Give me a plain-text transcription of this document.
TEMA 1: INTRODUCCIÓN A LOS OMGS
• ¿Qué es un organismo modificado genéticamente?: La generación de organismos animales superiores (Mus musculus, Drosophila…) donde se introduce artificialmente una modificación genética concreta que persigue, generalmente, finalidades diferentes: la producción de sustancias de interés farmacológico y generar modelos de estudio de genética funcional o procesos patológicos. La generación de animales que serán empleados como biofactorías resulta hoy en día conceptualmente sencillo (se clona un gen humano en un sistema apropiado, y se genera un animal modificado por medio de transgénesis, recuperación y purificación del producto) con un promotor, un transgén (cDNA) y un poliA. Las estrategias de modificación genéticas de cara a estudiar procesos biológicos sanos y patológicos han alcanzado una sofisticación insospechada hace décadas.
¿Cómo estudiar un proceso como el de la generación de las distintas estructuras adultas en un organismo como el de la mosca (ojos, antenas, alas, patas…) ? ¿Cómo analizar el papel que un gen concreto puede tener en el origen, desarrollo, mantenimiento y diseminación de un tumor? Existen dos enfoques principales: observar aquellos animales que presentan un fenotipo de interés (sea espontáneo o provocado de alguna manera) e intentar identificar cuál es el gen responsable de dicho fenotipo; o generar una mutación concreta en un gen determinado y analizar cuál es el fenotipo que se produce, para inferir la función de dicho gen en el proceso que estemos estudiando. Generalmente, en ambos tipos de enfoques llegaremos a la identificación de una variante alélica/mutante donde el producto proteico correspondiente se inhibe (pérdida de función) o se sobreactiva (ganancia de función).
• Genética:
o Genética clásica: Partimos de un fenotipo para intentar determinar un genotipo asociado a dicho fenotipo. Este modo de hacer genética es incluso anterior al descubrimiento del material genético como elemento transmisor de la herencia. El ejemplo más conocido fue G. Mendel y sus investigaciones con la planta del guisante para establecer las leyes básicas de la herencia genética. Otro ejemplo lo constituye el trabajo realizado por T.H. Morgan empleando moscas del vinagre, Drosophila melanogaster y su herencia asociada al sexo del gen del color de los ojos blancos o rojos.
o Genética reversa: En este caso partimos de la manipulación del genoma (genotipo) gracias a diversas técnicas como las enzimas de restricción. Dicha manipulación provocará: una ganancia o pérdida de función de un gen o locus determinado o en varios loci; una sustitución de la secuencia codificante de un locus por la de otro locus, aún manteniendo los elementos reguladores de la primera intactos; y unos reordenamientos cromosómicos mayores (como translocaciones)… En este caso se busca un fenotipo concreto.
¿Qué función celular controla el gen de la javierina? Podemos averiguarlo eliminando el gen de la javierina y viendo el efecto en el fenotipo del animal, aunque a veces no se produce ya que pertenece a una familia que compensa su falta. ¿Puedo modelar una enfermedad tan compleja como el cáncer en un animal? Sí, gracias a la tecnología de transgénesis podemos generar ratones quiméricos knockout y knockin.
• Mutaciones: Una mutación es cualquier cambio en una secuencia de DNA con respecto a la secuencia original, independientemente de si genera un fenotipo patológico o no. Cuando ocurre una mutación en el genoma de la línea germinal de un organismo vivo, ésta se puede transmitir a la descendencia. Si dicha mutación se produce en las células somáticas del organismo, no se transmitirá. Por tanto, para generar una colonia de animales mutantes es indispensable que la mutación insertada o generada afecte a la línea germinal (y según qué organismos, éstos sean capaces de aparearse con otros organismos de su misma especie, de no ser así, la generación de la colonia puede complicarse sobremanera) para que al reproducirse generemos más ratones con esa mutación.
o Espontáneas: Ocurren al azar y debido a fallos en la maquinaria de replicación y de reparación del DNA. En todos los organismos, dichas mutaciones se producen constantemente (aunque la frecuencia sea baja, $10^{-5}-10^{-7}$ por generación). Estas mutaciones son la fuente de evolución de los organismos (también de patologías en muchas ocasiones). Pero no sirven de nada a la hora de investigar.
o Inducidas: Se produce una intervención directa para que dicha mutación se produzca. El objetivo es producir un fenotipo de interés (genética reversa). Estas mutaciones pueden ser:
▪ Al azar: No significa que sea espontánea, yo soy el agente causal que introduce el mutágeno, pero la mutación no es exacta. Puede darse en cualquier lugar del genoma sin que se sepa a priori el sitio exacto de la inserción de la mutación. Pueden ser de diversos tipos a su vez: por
::::::::::
Throughout the data above, count the lines in which the word "Estas" occurs; supply the number alone.

**SOLUTION FOR THIS TASK**: 2